• [Input for this task]
===

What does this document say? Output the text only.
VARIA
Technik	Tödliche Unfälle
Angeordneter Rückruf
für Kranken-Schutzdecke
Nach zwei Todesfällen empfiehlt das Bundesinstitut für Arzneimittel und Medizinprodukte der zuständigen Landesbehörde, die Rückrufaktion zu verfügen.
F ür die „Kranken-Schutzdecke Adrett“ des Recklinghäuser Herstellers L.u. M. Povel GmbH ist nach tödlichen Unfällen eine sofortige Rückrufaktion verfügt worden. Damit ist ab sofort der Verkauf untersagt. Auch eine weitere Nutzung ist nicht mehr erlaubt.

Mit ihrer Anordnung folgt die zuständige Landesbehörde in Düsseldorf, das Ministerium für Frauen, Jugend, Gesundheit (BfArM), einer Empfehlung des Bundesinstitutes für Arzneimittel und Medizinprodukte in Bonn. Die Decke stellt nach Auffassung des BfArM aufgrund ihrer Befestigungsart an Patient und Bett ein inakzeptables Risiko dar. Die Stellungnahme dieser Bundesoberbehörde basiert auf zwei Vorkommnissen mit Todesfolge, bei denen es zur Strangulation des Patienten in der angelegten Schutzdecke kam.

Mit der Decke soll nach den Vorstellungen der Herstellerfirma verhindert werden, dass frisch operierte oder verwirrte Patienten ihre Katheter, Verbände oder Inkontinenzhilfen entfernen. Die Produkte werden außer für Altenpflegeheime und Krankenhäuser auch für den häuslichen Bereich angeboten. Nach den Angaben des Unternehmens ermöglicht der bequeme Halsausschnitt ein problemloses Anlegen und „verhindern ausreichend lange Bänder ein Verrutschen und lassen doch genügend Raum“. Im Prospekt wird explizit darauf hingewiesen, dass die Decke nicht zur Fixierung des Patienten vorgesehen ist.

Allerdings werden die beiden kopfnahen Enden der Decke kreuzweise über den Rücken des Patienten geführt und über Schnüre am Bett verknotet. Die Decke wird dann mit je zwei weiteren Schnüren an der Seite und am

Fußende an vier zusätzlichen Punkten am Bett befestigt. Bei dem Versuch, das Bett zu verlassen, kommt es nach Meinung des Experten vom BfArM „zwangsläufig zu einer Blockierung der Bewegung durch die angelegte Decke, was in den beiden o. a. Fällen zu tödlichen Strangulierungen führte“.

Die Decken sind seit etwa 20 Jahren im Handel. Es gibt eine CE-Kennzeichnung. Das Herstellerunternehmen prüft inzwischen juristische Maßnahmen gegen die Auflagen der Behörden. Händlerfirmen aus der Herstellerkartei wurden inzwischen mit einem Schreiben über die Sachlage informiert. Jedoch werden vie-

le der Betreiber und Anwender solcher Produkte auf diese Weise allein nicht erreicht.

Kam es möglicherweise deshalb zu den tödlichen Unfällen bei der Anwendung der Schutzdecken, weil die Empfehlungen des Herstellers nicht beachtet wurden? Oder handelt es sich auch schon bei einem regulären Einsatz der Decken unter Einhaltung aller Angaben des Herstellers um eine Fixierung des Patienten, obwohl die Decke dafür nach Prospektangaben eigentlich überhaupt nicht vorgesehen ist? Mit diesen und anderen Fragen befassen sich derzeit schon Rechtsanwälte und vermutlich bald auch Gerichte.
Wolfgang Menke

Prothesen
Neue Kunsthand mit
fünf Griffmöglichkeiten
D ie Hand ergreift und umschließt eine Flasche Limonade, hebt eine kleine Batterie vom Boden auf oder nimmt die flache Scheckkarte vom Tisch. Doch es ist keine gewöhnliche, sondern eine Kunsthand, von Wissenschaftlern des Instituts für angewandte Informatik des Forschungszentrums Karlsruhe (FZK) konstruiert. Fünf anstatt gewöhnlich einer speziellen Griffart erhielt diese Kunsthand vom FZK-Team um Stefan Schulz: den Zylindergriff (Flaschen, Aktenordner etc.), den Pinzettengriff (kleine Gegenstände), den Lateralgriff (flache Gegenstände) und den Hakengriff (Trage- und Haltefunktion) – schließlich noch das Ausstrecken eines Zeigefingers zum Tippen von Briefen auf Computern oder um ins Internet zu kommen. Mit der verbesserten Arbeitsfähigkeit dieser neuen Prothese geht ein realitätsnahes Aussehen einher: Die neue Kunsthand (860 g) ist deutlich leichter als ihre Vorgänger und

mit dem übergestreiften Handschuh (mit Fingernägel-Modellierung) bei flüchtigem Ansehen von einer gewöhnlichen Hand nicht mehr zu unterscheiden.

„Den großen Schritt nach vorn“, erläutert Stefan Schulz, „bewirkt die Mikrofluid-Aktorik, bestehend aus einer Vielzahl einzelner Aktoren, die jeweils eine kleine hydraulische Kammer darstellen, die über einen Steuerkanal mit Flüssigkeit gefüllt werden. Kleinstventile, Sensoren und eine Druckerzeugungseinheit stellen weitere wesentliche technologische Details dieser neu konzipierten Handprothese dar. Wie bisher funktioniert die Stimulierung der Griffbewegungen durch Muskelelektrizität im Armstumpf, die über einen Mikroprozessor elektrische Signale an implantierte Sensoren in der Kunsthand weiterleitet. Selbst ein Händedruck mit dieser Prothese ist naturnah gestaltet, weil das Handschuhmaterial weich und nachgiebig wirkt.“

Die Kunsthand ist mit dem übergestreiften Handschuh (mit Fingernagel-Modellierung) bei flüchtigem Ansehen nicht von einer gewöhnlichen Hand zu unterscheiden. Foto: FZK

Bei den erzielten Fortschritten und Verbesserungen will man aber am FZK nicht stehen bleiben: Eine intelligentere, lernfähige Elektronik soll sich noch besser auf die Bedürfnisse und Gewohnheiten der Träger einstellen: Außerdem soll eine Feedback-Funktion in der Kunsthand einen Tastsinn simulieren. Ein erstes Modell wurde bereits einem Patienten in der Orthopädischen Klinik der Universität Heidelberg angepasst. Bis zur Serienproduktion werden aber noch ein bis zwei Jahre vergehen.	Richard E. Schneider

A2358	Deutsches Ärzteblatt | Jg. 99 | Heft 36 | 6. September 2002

===

• [What to do] Repeat the data exactly. Leave nothing out.

• [Response below]
What does this document say? Output the text only.
VARIA
Technik	Tödliche Unfälle
Angeordneter Rückruf
für Kranken-Schutzdecke
Nach zwei Todesfällen empfiehlt das Bundesinstitut für Arzneimittel und Medizinprodukte der zuständigen Landesbehörde, die Rückrufaktion zu verfügen.
F ür die „Kranken-Schutzdecke Adrett“ des Recklinghäuser Herstellers L.u. M. Povel GmbH ist nach tödlichen Unfällen eine sofortige Rückrufaktion verfügt worden. Damit ist ab sofort der Verkauf untersagt. Auch eine weitere Nutzung ist nicht mehr erlaubt.

Mit ihrer Anordnung folgt die zuständige Landesbehörde in Düsseldorf, das Ministerium für Frauen, Jugend, Gesundheit (BfArM), einer Empfehlung des Bundesinstitutes für Arzneimittel und Medizinprodukte in Bonn. Die Decke stellt nach Auffassung des BfArM aufgrund ihrer Befestigungsart an Patient und Bett ein inakzeptables Risiko dar. Die Stellungnahme dieser Bundesoberbehörde basiert auf zwei Vorkommnissen mit Todesfolge, bei denen es zur Strangulation des Patienten in der angelegten Schutzdecke kam.

Mit der Decke soll nach den Vorstellungen der Herstellerfirma verhindert werden, dass frisch operierte oder verwirrte Patienten ihre Katheter, Verbände oder Inkontinenzhilfen entfernen. Die Produkte werden außer für Altenpflegeheime und Krankenhäuser auch für den häuslichen Bereich angeboten. Nach den Angaben des Unternehmens ermöglicht der bequeme Halsausschnitt ein problemloses Anlegen und „verhindern ausreichend lange Bänder ein Verrutschen und lassen doch genügend Raum“. Im Prospekt wird explizit darauf hingewiesen, dass die Decke nicht zur Fixierung des Patienten vorgesehen ist.

Allerdings werden die beiden kopfnahen Enden der Decke kreuzweise über den Rücken des Patienten geführt und über Schnüre am Bett verknotet. Die Decke wird dann mit je zwei weiteren Schnüren an der Seite und am

Fußende an vier zusätzlichen Punkten am Bett befestigt. Bei dem Versuch, das Bett zu verlassen, kommt es nach Meinung des Experten vom BfArM „zwangsläufig zu einer Blockierung der Bewegung durch die angelegte Decke, was in den beiden o. a. Fällen zu tödlichen Strangulierungen führte“.

Die Decken sind seit etwa 20 Jahren im Handel. Es gibt eine CE-Kennzeichnung. Das Herstellerunternehmen prüft inzwischen juristische Maßnahmen gegen die Auflagen der Behörden. Händlerfirmen aus der Herstellerkartei wurden inzwischen mit einem Schreiben über die Sachlage informiert. Jedoch werden vie-

le der Betreiber und Anwender solcher Produkte auf diese Weise allein nicht erreicht.

Kam es möglicherweise deshalb zu den tödlichen Unfällen bei der Anwendung der Schutzdecken, weil die Empfehlungen des Herstellers nicht beachtet wurden? Oder handelt es sich auch schon bei einem regulären Einsatz der Decken unter Einhaltung aller Angaben des Herstellers um eine Fixierung des Patienten, obwohl die Decke dafür nach Prospektangaben eigentlich überhaupt nicht vorgesehen ist? Mit diesen und anderen Fragen befassen sich derzeit schon Rechtsanwälte und vermutlich bald auch Gerichte.
Wolfgang Menke

Prothesen
Neue Kunsthand mit
fünf Griffmöglichkeiten
D ie Hand ergreift und umschließt eine Flasche Limonade, hebt eine kleine Batterie vom Boden auf oder nimmt die flache Scheckkarte vom Tisch. Doch es ist keine gewöhnliche, sondern eine Kunsthand, von Wissenschaftlern des Instituts für angewandte Informatik des Forschungszentrums Karlsruhe (FZK) konstruiert. Fünf anstatt gewöhnlich einer speziellen Griffart erhielt diese Kunsthand vom FZK-Team um Stefan Schulz: den Zylindergriff (Flaschen, Aktenordner etc.), den Pinzettengriff (kleine Gegenstände), den Lateralgriff (flache Gegenstände) und den Hakengriff (Trage- und Haltefunktion) – schließlich noch das Ausstrecken eines Zeigefingers zum Tippen von Briefen auf Computern oder um ins Internet zu kommen. Mit der verbesserten Arbeitsfähigkeit dieser neuen Prothese geht ein realitätsnahes Aussehen einher: Die neue Kunsthand (860 g) ist deutlich leichter als ihre Vorgänger und

mit dem übergestreiften Handschuh (mit Fingernägel-Modellierung) bei flüchtigem Ansehen von einer gewöhnlichen Hand nicht mehr zu unterscheiden.

„Den großen Schritt nach vorn“, erläutert Stefan Schulz, „bewirkt die Mikrofluid-Aktorik, bestehend aus einer Vielzahl einzelner Aktoren, die jeweils eine kleine hydraulische Kammer darstellen, die über einen Steuerkanal mit Flüssigkeit gefüllt werden. Kleinstventile, Sensoren und eine Druckerzeugungseinheit stellen weitere wesentliche technologische Details dieser neu konzipierten Handprothese dar. Wie bisher funktioniert die Stimulierung der Griffbewegungen durch Muskelelektrizität im Armstumpf, die über einen Mikroprozessor elektrische Signale an implantierte Sensoren in der Kunsthand weiterleitet. Selbst ein Händedruck mit dieser Prothese ist naturnah gestaltet, weil das Handschuhmaterial weich und nachgiebig wirkt.“

Die Kunsthand ist mit dem übergestreiften Handschuh (mit Fingernagel-Modellierung) bei flüchtigem Ansehen nicht von einer gewöhnlichen Hand zu unterscheiden. Foto: FZK

Bei den erzielten Fortschritten und Verbesserungen will man aber am FZK nicht stehen bleiben: Eine intelligentere, lernfähige Elektronik soll sich noch besser auf die Bedürfnisse und Gewohnheiten der Träger einstellen: Außerdem soll eine Feedback-Funktion in der Kunsthand einen Tastsinn simulieren. Ein erstes Modell wurde bereits einem Patienten in der Orthopädischen Klinik der Universität Heidelberg angepasst. Bis zur Serienproduktion werden aber noch ein bis zwei Jahre vergehen.	Richard E. Schneider

A2358	Deutsches Ärzteblatt | Jg. 99 | Heft 36 | 6. September 2002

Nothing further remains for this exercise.